*Dataset records:*
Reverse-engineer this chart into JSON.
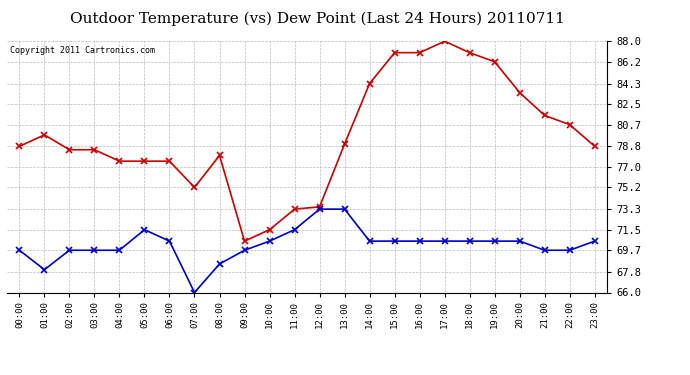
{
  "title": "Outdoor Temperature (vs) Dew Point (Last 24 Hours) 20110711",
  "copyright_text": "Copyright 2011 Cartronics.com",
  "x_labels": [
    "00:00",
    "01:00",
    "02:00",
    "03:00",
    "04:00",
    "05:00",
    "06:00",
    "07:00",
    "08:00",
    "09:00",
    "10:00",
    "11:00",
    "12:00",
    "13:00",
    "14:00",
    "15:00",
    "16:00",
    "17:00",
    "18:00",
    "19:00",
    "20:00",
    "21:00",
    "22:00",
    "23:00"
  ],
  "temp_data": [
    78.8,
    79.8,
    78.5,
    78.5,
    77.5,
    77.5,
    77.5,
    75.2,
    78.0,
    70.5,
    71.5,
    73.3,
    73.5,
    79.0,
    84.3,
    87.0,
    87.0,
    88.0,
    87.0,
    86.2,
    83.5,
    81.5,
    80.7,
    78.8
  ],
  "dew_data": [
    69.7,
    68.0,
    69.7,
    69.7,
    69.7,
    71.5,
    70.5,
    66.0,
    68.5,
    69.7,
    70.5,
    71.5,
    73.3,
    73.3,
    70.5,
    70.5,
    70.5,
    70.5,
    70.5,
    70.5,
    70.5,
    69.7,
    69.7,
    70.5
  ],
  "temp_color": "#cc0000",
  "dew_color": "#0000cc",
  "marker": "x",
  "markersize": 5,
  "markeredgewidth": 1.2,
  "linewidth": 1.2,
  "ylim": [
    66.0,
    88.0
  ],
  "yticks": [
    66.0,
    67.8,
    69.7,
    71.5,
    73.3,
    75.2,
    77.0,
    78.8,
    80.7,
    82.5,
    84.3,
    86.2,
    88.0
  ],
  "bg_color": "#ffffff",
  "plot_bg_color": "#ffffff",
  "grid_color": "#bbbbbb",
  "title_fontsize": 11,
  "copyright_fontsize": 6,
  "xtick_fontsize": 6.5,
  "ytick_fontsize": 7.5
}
==
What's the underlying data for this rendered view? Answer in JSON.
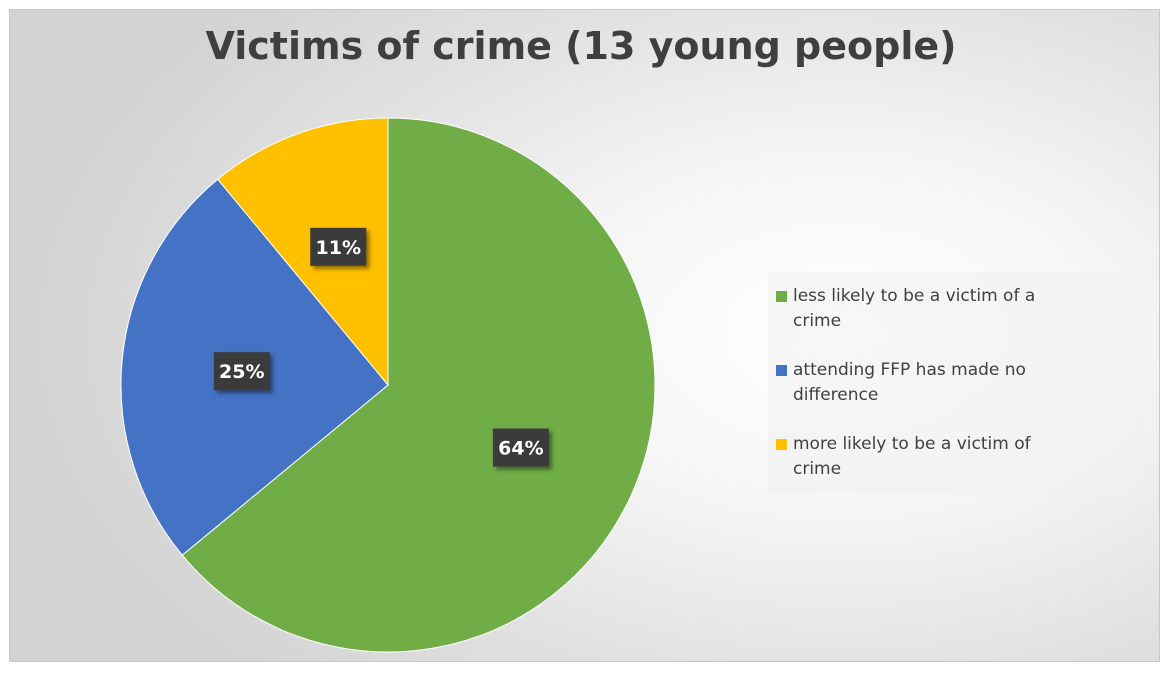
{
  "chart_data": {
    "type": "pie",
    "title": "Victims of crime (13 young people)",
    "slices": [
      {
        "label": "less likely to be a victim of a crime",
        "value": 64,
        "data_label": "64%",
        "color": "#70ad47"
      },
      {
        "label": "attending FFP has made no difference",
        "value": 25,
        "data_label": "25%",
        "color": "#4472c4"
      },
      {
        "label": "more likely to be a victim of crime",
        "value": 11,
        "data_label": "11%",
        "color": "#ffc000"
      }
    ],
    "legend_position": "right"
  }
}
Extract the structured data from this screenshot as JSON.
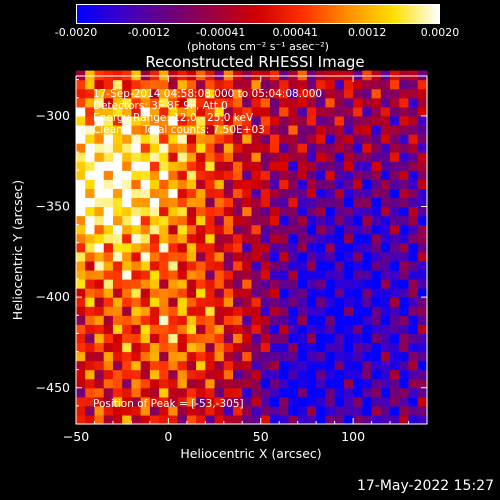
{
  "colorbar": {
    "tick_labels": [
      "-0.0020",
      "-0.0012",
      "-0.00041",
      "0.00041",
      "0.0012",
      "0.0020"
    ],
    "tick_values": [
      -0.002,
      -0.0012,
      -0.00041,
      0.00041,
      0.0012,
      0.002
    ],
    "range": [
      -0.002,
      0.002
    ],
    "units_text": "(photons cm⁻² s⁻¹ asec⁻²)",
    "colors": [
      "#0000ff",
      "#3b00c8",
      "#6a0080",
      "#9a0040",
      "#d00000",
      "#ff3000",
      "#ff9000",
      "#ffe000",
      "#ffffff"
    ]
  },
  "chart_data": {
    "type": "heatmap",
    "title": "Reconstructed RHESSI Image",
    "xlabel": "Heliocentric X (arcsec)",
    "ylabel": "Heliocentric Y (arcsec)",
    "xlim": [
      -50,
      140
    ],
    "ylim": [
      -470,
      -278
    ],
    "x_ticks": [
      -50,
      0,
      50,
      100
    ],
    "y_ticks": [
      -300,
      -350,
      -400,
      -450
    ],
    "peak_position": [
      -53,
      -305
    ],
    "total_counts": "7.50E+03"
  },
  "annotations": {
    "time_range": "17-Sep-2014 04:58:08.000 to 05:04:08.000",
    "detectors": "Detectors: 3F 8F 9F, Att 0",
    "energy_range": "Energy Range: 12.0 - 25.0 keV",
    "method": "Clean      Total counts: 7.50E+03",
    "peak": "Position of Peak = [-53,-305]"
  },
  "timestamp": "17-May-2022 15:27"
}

*Stated problem:*
Copy every single line of the material above that holds "JSON".

*Output of the task:*
Reverse-engineer this chart into JSON.
What's the underlying data for this rendered view? Answer in JSON.
Extract the structured data from this screenshot as JSON.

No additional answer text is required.